### What to do
Arrange everything from the start of the records down to and including the line that contains "signal-icon — [714, 58, 772, 94]" as a Markdown table with two columns, Row and Line. Number each row and leave out blank lines.

___ Input

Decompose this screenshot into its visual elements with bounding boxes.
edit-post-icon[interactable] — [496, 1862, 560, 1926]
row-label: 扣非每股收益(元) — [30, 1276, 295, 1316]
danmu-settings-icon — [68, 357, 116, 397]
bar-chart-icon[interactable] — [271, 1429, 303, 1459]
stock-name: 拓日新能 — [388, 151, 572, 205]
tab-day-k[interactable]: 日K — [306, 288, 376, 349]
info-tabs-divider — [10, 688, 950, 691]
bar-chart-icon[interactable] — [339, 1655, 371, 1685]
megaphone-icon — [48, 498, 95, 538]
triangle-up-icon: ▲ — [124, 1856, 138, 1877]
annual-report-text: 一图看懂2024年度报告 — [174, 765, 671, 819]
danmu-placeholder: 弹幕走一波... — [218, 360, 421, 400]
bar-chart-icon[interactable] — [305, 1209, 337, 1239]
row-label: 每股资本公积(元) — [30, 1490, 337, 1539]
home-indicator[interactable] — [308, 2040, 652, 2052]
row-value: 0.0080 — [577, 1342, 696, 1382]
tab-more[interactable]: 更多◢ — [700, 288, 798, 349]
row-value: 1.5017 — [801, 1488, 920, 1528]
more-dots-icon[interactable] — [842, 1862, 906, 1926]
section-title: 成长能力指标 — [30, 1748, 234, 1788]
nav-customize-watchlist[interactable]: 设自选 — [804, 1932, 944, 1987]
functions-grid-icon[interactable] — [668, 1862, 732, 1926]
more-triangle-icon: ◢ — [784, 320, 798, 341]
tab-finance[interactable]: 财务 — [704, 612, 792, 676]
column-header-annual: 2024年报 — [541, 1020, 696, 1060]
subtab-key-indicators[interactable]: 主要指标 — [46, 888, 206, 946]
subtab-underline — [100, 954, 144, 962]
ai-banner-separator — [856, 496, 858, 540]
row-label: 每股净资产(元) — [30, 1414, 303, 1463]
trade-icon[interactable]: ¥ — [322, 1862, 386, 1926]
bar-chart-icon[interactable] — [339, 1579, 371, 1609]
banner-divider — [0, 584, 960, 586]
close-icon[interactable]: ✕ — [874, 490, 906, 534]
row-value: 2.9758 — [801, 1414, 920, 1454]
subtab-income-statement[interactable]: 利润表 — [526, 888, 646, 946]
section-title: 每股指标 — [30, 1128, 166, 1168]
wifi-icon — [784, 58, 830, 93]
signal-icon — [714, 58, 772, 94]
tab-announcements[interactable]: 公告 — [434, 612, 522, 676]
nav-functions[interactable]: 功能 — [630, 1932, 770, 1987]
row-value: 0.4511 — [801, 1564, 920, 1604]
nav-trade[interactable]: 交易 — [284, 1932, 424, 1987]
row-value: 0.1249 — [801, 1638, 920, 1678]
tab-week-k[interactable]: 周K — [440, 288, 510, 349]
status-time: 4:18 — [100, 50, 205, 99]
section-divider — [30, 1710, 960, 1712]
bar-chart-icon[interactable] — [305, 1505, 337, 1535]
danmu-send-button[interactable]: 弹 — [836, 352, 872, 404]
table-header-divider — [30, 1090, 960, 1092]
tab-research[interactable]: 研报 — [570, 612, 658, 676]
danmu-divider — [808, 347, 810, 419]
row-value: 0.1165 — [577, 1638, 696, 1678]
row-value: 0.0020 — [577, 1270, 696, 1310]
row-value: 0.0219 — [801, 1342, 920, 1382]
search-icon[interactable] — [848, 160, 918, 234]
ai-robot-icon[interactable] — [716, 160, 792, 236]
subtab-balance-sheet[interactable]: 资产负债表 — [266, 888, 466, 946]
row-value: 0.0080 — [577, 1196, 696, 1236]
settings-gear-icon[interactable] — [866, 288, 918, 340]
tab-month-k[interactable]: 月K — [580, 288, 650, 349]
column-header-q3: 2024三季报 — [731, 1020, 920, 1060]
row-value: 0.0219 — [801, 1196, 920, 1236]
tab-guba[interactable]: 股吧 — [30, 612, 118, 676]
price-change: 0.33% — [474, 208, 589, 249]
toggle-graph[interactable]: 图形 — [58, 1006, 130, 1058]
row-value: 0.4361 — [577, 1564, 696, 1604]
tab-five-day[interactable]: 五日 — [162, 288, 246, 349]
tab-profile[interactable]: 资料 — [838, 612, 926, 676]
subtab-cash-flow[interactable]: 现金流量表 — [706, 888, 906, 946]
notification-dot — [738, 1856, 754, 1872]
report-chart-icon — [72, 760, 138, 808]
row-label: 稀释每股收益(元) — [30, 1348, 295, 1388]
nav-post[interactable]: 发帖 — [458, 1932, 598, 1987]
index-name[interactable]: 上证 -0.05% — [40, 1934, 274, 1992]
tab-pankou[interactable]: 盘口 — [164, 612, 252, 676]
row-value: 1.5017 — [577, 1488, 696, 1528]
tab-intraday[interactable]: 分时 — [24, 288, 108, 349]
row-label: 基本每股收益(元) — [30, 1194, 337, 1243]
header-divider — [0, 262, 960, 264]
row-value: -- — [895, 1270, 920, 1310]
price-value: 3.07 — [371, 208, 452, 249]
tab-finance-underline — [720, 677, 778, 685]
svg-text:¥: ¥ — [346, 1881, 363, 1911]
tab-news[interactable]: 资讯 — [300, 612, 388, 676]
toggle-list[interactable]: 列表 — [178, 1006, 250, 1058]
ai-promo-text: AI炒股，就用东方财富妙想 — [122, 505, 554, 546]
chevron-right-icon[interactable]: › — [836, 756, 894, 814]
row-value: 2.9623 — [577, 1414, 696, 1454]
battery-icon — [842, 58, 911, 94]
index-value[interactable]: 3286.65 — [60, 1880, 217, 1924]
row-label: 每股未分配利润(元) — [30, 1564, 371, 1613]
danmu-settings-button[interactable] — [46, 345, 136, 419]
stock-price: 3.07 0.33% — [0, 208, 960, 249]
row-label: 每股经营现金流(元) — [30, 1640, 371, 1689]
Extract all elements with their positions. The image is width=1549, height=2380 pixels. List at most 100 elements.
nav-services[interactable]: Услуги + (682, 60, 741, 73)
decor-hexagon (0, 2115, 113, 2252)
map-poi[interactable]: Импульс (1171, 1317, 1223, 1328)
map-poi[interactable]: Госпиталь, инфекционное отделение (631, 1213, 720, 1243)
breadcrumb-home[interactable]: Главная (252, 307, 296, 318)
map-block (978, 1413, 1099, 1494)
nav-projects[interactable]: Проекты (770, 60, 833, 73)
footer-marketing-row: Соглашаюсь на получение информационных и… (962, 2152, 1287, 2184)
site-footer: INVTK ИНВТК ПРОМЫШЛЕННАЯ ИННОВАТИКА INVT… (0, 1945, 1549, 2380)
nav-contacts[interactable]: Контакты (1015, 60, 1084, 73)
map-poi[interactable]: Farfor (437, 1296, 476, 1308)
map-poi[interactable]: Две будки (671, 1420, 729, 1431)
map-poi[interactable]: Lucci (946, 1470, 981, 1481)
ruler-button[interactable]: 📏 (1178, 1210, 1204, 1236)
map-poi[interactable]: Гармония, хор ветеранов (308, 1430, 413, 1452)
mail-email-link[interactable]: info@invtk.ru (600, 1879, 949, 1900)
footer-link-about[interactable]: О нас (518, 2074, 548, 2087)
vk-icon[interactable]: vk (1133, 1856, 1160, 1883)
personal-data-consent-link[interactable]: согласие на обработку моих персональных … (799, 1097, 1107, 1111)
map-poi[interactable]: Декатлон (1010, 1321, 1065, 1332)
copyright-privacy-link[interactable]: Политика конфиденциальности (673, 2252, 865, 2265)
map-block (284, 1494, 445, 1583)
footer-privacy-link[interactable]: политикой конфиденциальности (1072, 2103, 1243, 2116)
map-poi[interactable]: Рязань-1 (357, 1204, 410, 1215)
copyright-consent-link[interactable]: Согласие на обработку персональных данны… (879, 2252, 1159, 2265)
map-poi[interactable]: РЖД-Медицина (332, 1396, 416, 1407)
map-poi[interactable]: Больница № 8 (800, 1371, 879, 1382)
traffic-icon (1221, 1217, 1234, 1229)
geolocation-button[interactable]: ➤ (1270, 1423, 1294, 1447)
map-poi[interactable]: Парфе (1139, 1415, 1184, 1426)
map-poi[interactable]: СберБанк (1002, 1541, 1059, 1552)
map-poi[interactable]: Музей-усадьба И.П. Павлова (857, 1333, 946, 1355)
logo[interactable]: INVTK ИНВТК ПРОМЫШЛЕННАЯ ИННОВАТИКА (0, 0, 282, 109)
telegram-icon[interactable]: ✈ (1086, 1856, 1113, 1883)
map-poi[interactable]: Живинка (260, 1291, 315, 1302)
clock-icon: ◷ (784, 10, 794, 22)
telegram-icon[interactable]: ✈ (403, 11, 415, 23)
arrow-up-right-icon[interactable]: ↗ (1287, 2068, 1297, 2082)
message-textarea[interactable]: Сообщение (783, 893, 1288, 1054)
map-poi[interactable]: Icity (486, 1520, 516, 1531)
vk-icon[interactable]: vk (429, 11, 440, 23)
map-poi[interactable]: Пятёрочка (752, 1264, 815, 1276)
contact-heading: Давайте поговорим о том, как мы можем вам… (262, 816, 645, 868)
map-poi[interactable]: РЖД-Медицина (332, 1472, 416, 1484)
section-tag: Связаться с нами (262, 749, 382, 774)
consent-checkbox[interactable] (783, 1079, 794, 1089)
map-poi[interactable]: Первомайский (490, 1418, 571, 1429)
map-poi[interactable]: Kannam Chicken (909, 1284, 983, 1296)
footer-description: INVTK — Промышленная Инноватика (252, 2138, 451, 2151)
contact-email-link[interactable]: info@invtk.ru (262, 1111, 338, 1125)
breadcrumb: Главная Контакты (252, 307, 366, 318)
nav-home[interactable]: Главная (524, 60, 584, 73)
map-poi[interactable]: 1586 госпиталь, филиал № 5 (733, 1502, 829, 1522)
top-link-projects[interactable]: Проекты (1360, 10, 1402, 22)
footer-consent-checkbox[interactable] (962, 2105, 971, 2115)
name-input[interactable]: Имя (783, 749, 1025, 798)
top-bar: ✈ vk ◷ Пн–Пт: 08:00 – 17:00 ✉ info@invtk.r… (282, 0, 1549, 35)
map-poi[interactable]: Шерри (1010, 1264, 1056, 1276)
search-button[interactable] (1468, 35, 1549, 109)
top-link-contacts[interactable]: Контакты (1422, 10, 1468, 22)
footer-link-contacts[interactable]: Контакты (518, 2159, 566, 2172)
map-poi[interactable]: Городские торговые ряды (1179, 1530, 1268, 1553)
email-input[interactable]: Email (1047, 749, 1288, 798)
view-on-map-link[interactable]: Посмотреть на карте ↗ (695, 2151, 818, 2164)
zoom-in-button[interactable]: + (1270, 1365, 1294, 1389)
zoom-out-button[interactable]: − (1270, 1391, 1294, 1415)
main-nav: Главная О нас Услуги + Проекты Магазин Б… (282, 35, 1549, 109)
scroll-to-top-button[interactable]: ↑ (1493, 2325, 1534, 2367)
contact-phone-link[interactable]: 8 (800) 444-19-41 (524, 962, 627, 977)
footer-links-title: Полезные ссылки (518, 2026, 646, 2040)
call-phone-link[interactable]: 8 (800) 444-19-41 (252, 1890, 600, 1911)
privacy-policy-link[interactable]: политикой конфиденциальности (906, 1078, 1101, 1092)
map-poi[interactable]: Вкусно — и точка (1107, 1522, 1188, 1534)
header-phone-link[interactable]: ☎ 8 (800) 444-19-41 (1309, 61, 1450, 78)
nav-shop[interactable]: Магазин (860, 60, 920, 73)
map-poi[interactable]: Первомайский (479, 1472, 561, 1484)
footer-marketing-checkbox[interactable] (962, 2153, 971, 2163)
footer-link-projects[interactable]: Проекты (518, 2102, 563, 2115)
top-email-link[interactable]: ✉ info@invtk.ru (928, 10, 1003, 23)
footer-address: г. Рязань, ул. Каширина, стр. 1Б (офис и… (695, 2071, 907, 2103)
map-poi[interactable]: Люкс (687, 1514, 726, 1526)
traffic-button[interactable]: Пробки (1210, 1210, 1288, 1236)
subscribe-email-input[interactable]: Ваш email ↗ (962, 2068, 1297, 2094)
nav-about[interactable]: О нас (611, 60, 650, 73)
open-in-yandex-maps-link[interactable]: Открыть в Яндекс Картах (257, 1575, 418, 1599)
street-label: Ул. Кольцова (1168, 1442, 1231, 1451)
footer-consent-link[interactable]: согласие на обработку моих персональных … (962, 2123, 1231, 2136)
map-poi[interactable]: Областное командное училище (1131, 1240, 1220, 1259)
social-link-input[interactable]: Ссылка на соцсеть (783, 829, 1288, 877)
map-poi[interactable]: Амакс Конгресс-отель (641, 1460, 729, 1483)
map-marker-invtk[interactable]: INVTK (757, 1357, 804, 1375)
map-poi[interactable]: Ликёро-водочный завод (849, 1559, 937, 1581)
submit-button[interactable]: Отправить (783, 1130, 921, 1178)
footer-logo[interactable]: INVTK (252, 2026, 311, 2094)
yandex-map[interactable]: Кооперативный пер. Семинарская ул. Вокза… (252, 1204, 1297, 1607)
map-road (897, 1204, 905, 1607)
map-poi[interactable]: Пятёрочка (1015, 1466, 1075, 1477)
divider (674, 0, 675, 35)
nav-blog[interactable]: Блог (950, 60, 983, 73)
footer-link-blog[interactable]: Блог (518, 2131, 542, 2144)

______

### Solved problem
| Row | Line |
|---|---|
| 1 | Decompose this screenshot into its visual elements with bounding boxes. |
| 2 | edit-post-icon[interactable] — [496, 1862, 560, 1926] |
| 3 | row-label: 扣非每股收益(元) — [30, 1276, 295, 1316] |
| 4 | danmu-settings-icon — [68, 357, 116, 397] |
| 5 | bar-chart-icon[interactable] — [271, 1429, 303, 1459] |
| 6 | stock-name: 拓日新能 — [388, 151, 572, 205] |
| 7 | tab-day-k[interactable]: 日K — [306, 288, 376, 349] |
| 8 | info-tabs-divider — [10, 688, 950, 691] |
| 9 | bar-chart-icon[interactable] — [339, 1655, 371, 1685] |
| 10 | megaphone-icon — [48, 498, 95, 538] |
| 11 | triangle-up-icon: ▲ — [124, 1856, 138, 1877] |
| 12 | annual-report-text: 一图看懂2024年度报告 — [174, 765, 671, 819] |
| 13 | danmu-placeholder: 弹幕走一波... — [218, 360, 421, 400] |
| 14 | bar-chart-icon[interactable] — [305, 1209, 337, 1239] |
| 15 | row-label: 每股资本公积(元) — [30, 1490, 337, 1539] |
| 16 | home-indicator[interactable] — [308, 2040, 652, 2052] |
| 17 | row-value: 0.0080 — [577, 1342, 696, 1382] |
| 18 | tab-more[interactable]: 更多◢ — [700, 288, 798, 349] |
| 19 | row-value: 1.5017 — [801, 1488, 920, 1528] |
| 20 | more-dots-icon[interactable] — [842, 1862, 906, 1926] |
| 21 | section-title: 成长能力指标 — [30, 1748, 234, 1788] |
| 22 | nav-customize-watchlist[interactable]: 设自选 — [804, 1932, 944, 1987] |
| 23 | functions-grid-icon[interactable] — [668, 1862, 732, 1926] |
| 24 | more-triangle-icon: ◢ — [784, 320, 798, 341] |
| 25 | tab-finance[interactable]: 财务 — [704, 612, 792, 676] |
| 26 | column-header-annual: 2024年报 — [541, 1020, 696, 1060] |
| 27 | subtab-key-indicators[interactable]: 主要指标 — [46, 888, 206, 946] |
| 28 | subtab-underline — [100, 954, 144, 962] |
| 29 | ai-banner-separator — [856, 496, 858, 540] |
| 30 | row-label: 每股净资产(元) — [30, 1414, 303, 1463] |
| 31 | trade-icon[interactable]: ¥ — [322, 1862, 386, 1926] |
| 32 | bar-chart-icon[interactable] — [339, 1579, 371, 1609] |
| 33 | banner-divider — [0, 584, 960, 586] |
| 34 | close-icon[interactable]: ✕ — [874, 490, 906, 534] |
| 35 | row-value: 2.9758 — [801, 1414, 920, 1454] |
| 36 | subtab-income-statement[interactable]: 利润表 — [526, 888, 646, 946] |
| 37 | section-title: 每股指标 — [30, 1128, 166, 1168] |
| 38 | wifi-icon — [784, 58, 830, 93] |
| 39 | signal-icon — [714, 58, 772, 94] |